The exercise
Each line of the material must be repeated precisely, with the pictures left out.

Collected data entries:
★ ★ ★ ★ ★

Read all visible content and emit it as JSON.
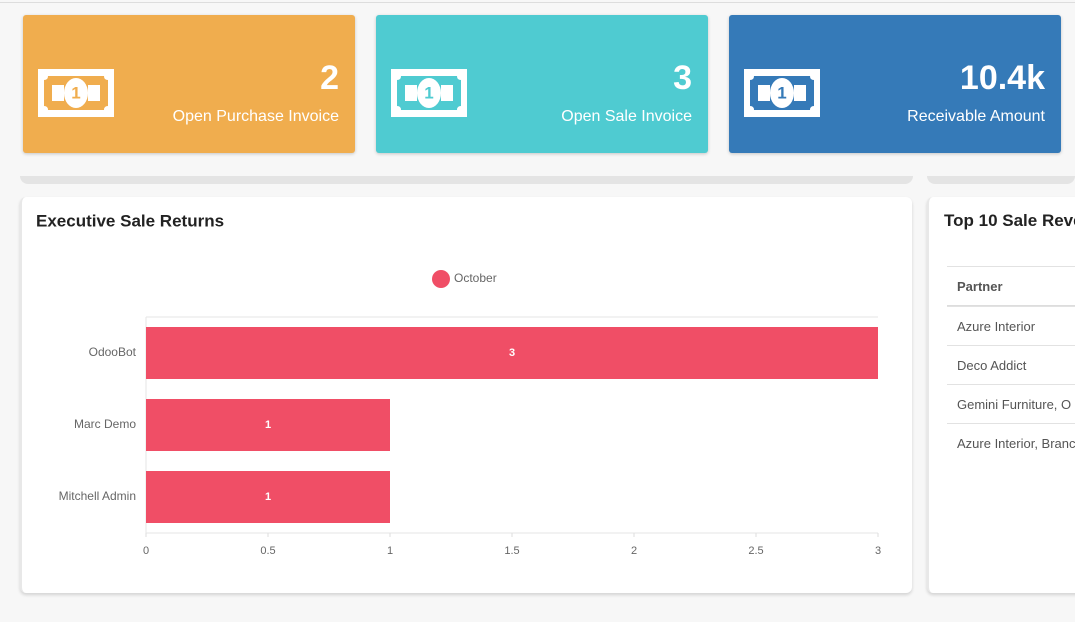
{
  "cards": [
    {
      "value": "2",
      "label": "Open Purchase Invoice",
      "color": "#f0ad4e"
    },
    {
      "value": "3",
      "label": "Open Sale Invoice",
      "color": "#4fcbd1"
    },
    {
      "value": "10.4k",
      "label": "Receivable Amount",
      "color": "#357ab8"
    }
  ],
  "chart_data": {
    "type": "bar",
    "orientation": "horizontal",
    "title": "Executive Sale Returns",
    "categories": [
      "OdooBot",
      "Marc Demo",
      "Mitchell Admin"
    ],
    "series": [
      {
        "name": "October",
        "color": "#f04e66",
        "values": [
          3,
          1,
          1
        ]
      }
    ],
    "xlim": [
      0,
      3
    ],
    "xticks": [
      0,
      0.5,
      1,
      1.5,
      2,
      2.5,
      3
    ],
    "legend": "top"
  },
  "table": {
    "title": "Top 10 Sale Reve",
    "header": [
      "Partner"
    ],
    "rows": [
      [
        "Azure Interior"
      ],
      [
        "Deco Addict"
      ],
      [
        "Gemini Furniture, O"
      ],
      [
        "Azure Interior, Branc"
      ]
    ]
  }
}
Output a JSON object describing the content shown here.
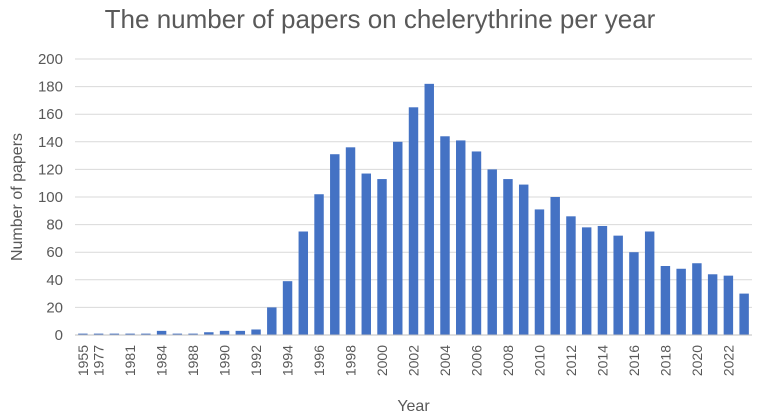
{
  "chart_data": {
    "type": "bar",
    "title": "The number of papers on chelerythrine per year",
    "xlabel": "Year",
    "ylabel": "Number of papers",
    "ylim": [
      0,
      200
    ],
    "yticks": [
      0,
      20,
      40,
      60,
      80,
      100,
      120,
      140,
      160,
      180,
      200
    ],
    "grid": true,
    "bar_color": "#4472C4",
    "categories": [
      "1955",
      "1977",
      "1979",
      "1981",
      "1982",
      "1984",
      "1985",
      "1988",
      "1989",
      "1990",
      "1991",
      "1992",
      "1993",
      "1994",
      "1995",
      "1996",
      "1997",
      "1998",
      "1999",
      "2000",
      "2001",
      "2002",
      "2003",
      "2004",
      "2005",
      "2006",
      "2007",
      "2008",
      "2009",
      "2010",
      "2011",
      "2012",
      "2013",
      "2014",
      "2015",
      "2016",
      "2017",
      "2018",
      "2019",
      "2020",
      "2021",
      "2022",
      "2023"
    ],
    "labeled_categories": [
      "1955",
      "1977",
      "1981",
      "1984",
      "1988",
      "1990",
      "1992",
      "1994",
      "1996",
      "1998",
      "2000",
      "2002",
      "2004",
      "2006",
      "2008",
      "2010",
      "2012",
      "2014",
      "2016",
      "2018",
      "2020",
      "2022"
    ],
    "values": [
      1,
      1,
      1,
      1,
      1,
      3,
      1,
      1,
      2,
      3,
      3,
      4,
      20,
      39,
      75,
      102,
      131,
      136,
      117,
      113,
      140,
      165,
      182,
      144,
      141,
      133,
      120,
      113,
      109,
      91,
      100,
      86,
      78,
      79,
      72,
      60,
      75,
      50,
      48,
      52,
      44,
      43,
      30
    ]
  }
}
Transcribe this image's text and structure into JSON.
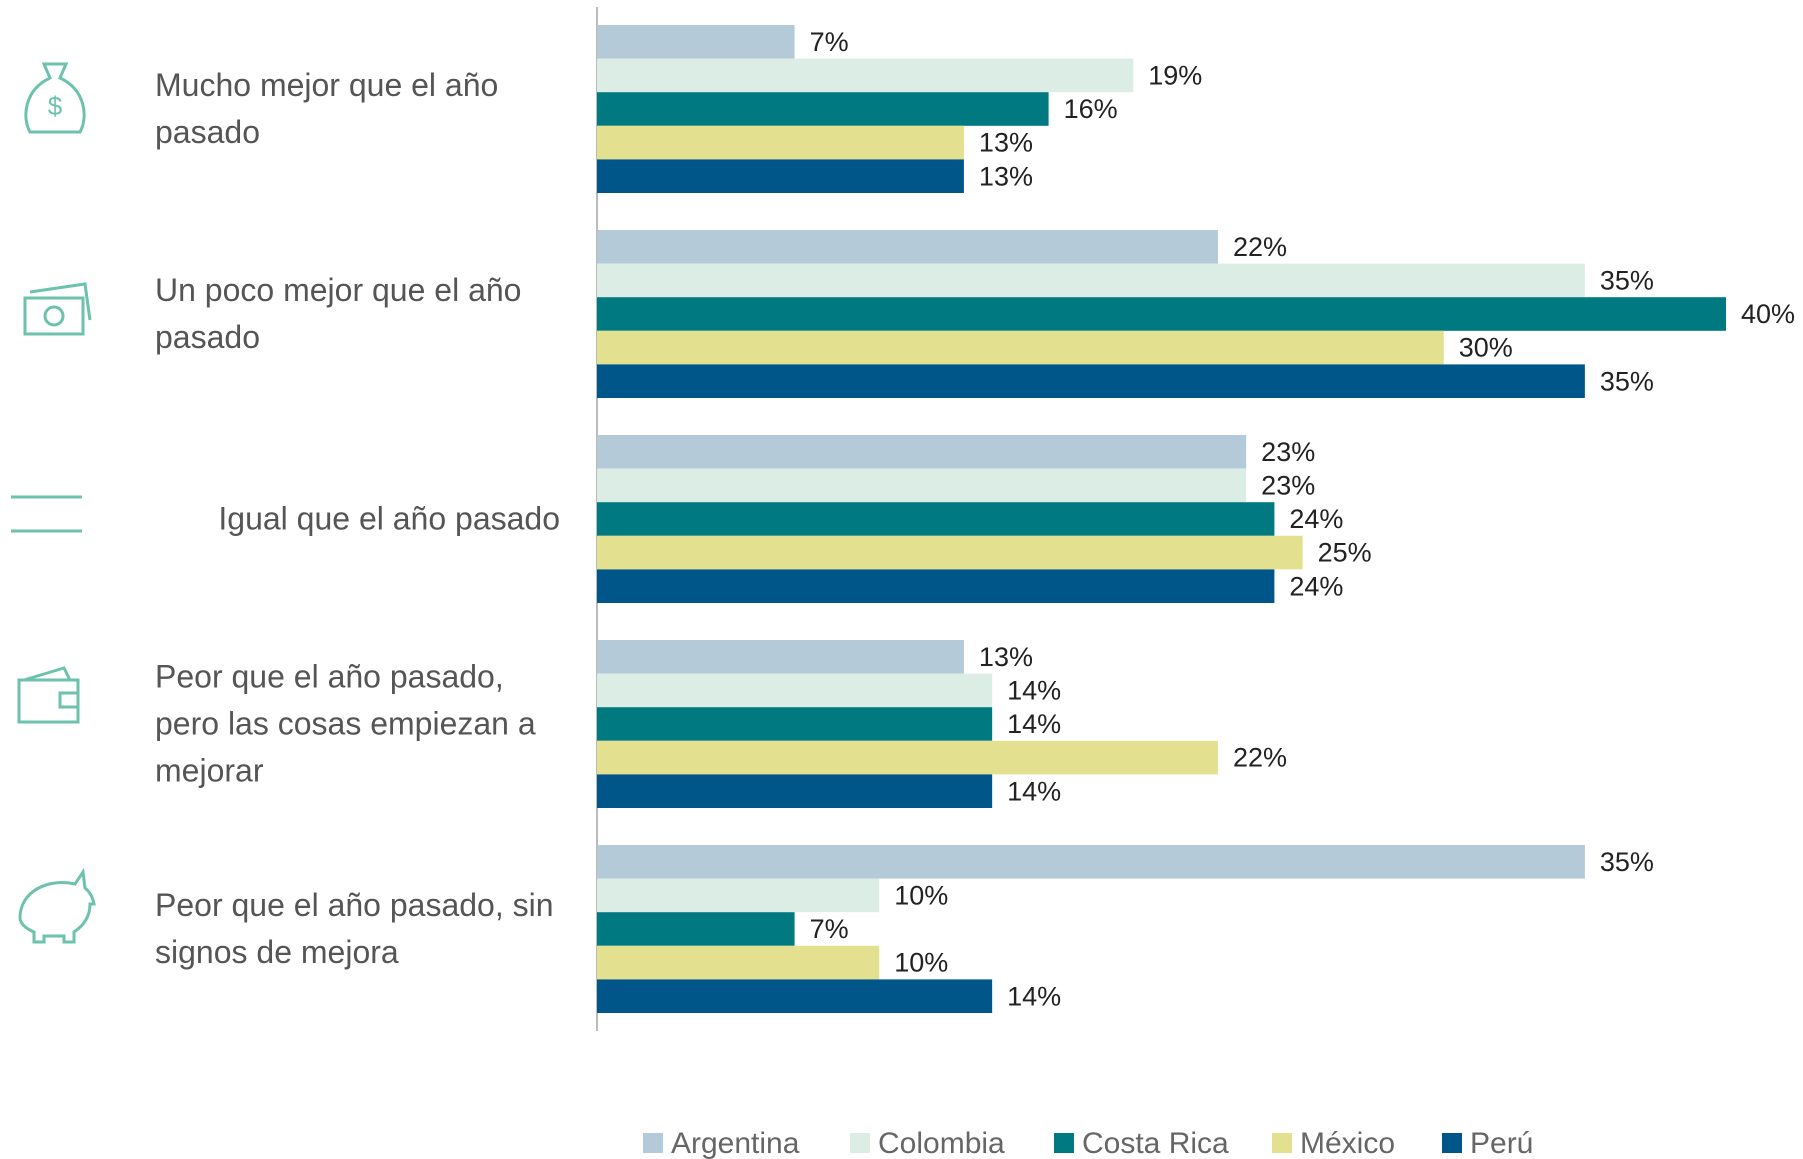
{
  "chart_data": {
    "type": "bar",
    "orientation": "horizontal",
    "categories": [
      "Mucho mejor que el año pasado",
      "Un poco mejor que el año pasado",
      "Igual que el año pasado",
      "Peor que el año pasado, pero las cosas empiezan a mejorar",
      "Peor que el año pasado, sin signos de mejora"
    ],
    "xlim": [
      0,
      40
    ],
    "series": [
      {
        "name": "Argentina",
        "color": "#b4cad9",
        "values": [
          7,
          22,
          23,
          13,
          35
        ],
        "value_labels": [
          "7%",
          "22%",
          "23%",
          "13%",
          "35%"
        ]
      },
      {
        "name": "Colombia",
        "color": "#dcede6",
        "values": [
          19,
          35,
          23,
          14,
          10
        ],
        "value_labels": [
          "19%",
          "35%",
          "23%",
          "14%",
          "10%"
        ]
      },
      {
        "name": "Costa Rica",
        "color": "#007a80",
        "values": [
          16,
          40,
          24,
          14,
          7
        ],
        "value_labels": [
          "16%",
          "40%",
          "24%",
          "14%",
          "7%"
        ]
      },
      {
        "name": "México",
        "color": "#e3e18f",
        "values": [
          13,
          30,
          25,
          22,
          10
        ],
        "value_labels": [
          "13%",
          "30%",
          "25%",
          "22%",
          "10%"
        ]
      },
      {
        "name": "Perú",
        "color": "#005689",
        "values": [
          13,
          35,
          24,
          14,
          14
        ],
        "value_labels": [
          "13%",
          "35%",
          "24%",
          "14%",
          "14%"
        ]
      }
    ],
    "legend": "bottom"
  }
}
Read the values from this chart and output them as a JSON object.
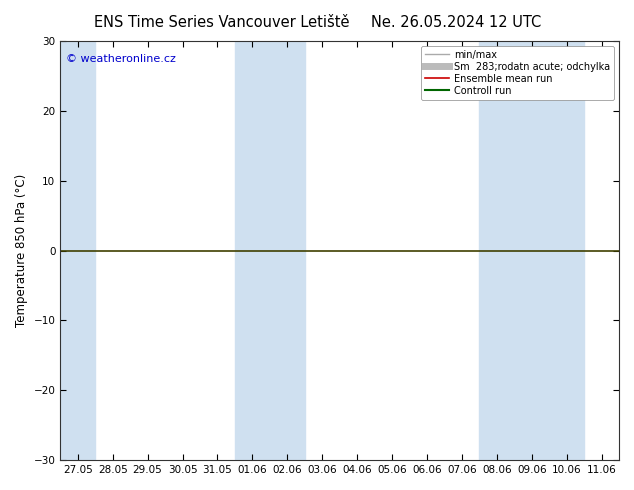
{
  "title_left": "ENS Time Series Vancouver Letiště",
  "title_right": "Ne. 26.05.2024 12 UTC",
  "ylabel": "Temperature 850 hPa (°C)",
  "ylim": [
    -30,
    30
  ],
  "yticks": [
    -30,
    -20,
    -10,
    0,
    10,
    20,
    30
  ],
  "x_labels": [
    "27.05",
    "28.05",
    "29.05",
    "30.05",
    "31.05",
    "01.06",
    "02.06",
    "03.06",
    "04.06",
    "05.06",
    "06.06",
    "07.06",
    "08.06",
    "09.06",
    "10.06",
    "11.06"
  ],
  "band_indices": [
    0,
    5,
    6,
    12,
    13,
    14
  ],
  "band_color": "#cfe0f0",
  "background_color": "#ffffff",
  "watermark": "© weatheronline.cz",
  "watermark_color": "#0000cc",
  "legend_entries": [
    {
      "label": "min/max",
      "color": "#aaaaaa",
      "lw": 1.0
    },
    {
      "label": "Sm  283;rodatn acute; odchylka",
      "color": "#bbbbbb",
      "lw": 5
    },
    {
      "label": "Ensemble mean run",
      "color": "#cc0000",
      "lw": 1.2
    },
    {
      "label": "Controll run",
      "color": "#006600",
      "lw": 1.5
    }
  ],
  "zero_line_color": "#404000",
  "zero_line_lw": 1.2,
  "spine_color": "#333333",
  "title_fontsize": 10.5,
  "tick_fontsize": 7.5,
  "ylabel_fontsize": 8.5,
  "watermark_fontsize": 8,
  "legend_fontsize": 7
}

★ ★ ★ ★ ★

Worked solution
Read all visible content and emit it as JSON.
{
  "cards": [
    {
      "value": "2",
      "label": "Open Purchase Invoice",
      "color": "#f0ad4e"
    },
    {
      "value": "3",
      "label": "Open Sale Invoice",
      "color": "#4fcbd1"
    },
    {
      "value": "10.4k",
      "label": "Receivable Amount",
      "color": "#357ab8"
    }
  ],
  "chart_data": {
    "type": "bar",
    "orientation": "horizontal",
    "title": "Executive Sale Returns",
    "categories": [
      "OdooBot",
      "Marc Demo",
      "Mitchell Admin"
    ],
    "series": [
      {
        "name": "October",
        "color": "#f04e66",
        "values": [
          3,
          1,
          1
        ]
      }
    ],
    "xlim": [
      0,
      3
    ],
    "xticks": [
      0,
      0.5,
      1,
      1.5,
      2,
      2.5,
      3
    ],
    "legend": "top"
  },
  "table": {
    "title": "Top 10 Sale Reve",
    "header": [
      "Partner"
    ],
    "rows": [
      [
        "Azure Interior"
      ],
      [
        "Deco Addict"
      ],
      [
        "Gemini Furniture, O"
      ],
      [
        "Azure Interior, Branc"
      ]
    ]
  }
}
Output a JSON object describing the content shown here.
{
  "chart_data": {
    "type": "bar",
    "title": "The number of papers on chelerythrine per year",
    "xlabel": "Year",
    "ylabel": "Number of papers",
    "ylim": [
      0,
      200
    ],
    "yticks": [
      0,
      20,
      40,
      60,
      80,
      100,
      120,
      140,
      160,
      180,
      200
    ],
    "grid": true,
    "bar_color": "#4472C4",
    "categories": [
      "1955",
      "1977",
      "1979",
      "1981",
      "1982",
      "1984",
      "1985",
      "1988",
      "1989",
      "1990",
      "1991",
      "1992",
      "1993",
      "1994",
      "1995",
      "1996",
      "1997",
      "1998",
      "1999",
      "2000",
      "2001",
      "2002",
      "2003",
      "2004",
      "2005",
      "2006",
      "2007",
      "2008",
      "2009",
      "2010",
      "2011",
      "2012",
      "2013",
      "2014",
      "2015",
      "2016",
      "2017",
      "2018",
      "2019",
      "2020",
      "2021",
      "2022",
      "2023"
    ],
    "labeled_categories": [
      "1955",
      "1977",
      "1981",
      "1984",
      "1988",
      "1990",
      "1992",
      "1994",
      "1996",
      "1998",
      "2000",
      "2002",
      "2004",
      "2006",
      "2008",
      "2010",
      "2012",
      "2014",
      "2016",
      "2018",
      "2020",
      "2022"
    ],
    "values": [
      1,
      1,
      1,
      1,
      1,
      3,
      1,
      1,
      2,
      3,
      3,
      4,
      20,
      39,
      75,
      102,
      131,
      136,
      117,
      113,
      140,
      165,
      182,
      144,
      141,
      133,
      120,
      113,
      109,
      91,
      100,
      86,
      78,
      79,
      72,
      60,
      75,
      50,
      48,
      52,
      44,
      43,
      30
    ]
  }
}
Transcribe this image's text and structure into JSON.
{
  "chart_data": {
    "type": "bar",
    "orientation": "horizontal",
    "categories": [
      "Mucho mejor que el año pasado",
      "Un poco mejor que el año pasado",
      "Igual que el año pasado",
      "Peor que el año pasado, pero las cosas empiezan a mejorar",
      "Peor que el año pasado, sin signos de mejora"
    ],
    "xlim": [
      0,
      40
    ],
    "series": [
      {
        "name": "Argentina",
        "color": "#b4cad9",
        "values": [
          7,
          22,
          23,
          13,
          35
        ],
        "value_labels": [
          "7%",
          "22%",
          "23%",
          "13%",
          "35%"
        ]
      },
      {
        "name": "Colombia",
        "color": "#dcede6",
        "values": [
          19,
          35,
          23,
          14,
          10
        ],
        "value_labels": [
          "19%",
          "35%",
          "23%",
          "14%",
          "10%"
        ]
      },
      {
        "name": "Costa Rica",
        "color": "#007a80",
        "values": [
          16,
          40,
          24,
          14,
          7
        ],
        "value_labels": [
          "16%",
          "40%",
          "24%",
          "14%",
          "7%"
        ]
      },
      {
        "name": "México",
        "color": "#e3e18f",
        "values": [
          13,
          30,
          25,
          22,
          10
        ],
        "value_labels": [
          "13%",
          "30%",
          "25%",
          "22%",
          "10%"
        ]
      },
      {
        "name": "Perú",
        "color": "#005689",
        "values": [
          13,
          35,
          24,
          14,
          14
        ],
        "value_labels": [
          "13%",
          "35%",
          "24%",
          "14%",
          "14%"
        ]
      }
    ],
    "legend": "bottom"
  }
}
Read the values from this chart and output them as a JSON object.
{
  "title_left": "ENS Time Series Vancouver Letiště",
  "title_right": "Ne. 26.05.2024 12 UTC",
  "ylabel": "Temperature 850 hPa (°C)",
  "ylim": [
    -30,
    30
  ],
  "yticks": [
    -30,
    -20,
    -10,
    0,
    10,
    20,
    30
  ],
  "x_labels": [
    "27.05",
    "28.05",
    "29.05",
    "30.05",
    "31.05",
    "01.06",
    "02.06",
    "03.06",
    "04.06",
    "05.06",
    "06.06",
    "07.06",
    "08.06",
    "09.06",
    "10.06",
    "11.06"
  ],
  "band_indices": [
    0,
    5,
    6,
    12,
    13,
    14
  ],
  "band_color": "#cfe0f0",
  "background_color": "#ffffff",
  "watermark": "© weatheronline.cz",
  "watermark_color": "#0000cc",
  "legend_entries": [
    {
      "label": "min/max",
      "color": "#aaaaaa",
      "lw": 1.0
    },
    {
      "label": "Sm  283;rodatn acute; odchylka",
      "color": "#bbbbbb",
      "lw": 5
    },
    {
      "label": "Ensemble mean run",
      "color": "#cc0000",
      "lw": 1.2
    },
    {
      "label": "Controll run",
      "color": "#006600",
      "lw": 1.5
    }
  ],
  "zero_line_color": "#404000",
  "zero_line_lw": 1.2,
  "spine_color": "#333333",
  "title_fontsize": 10.5,
  "tick_fontsize": 7.5,
  "ylabel_fontsize": 8.5,
  "watermark_fontsize": 8,
  "legend_fontsize": 7
}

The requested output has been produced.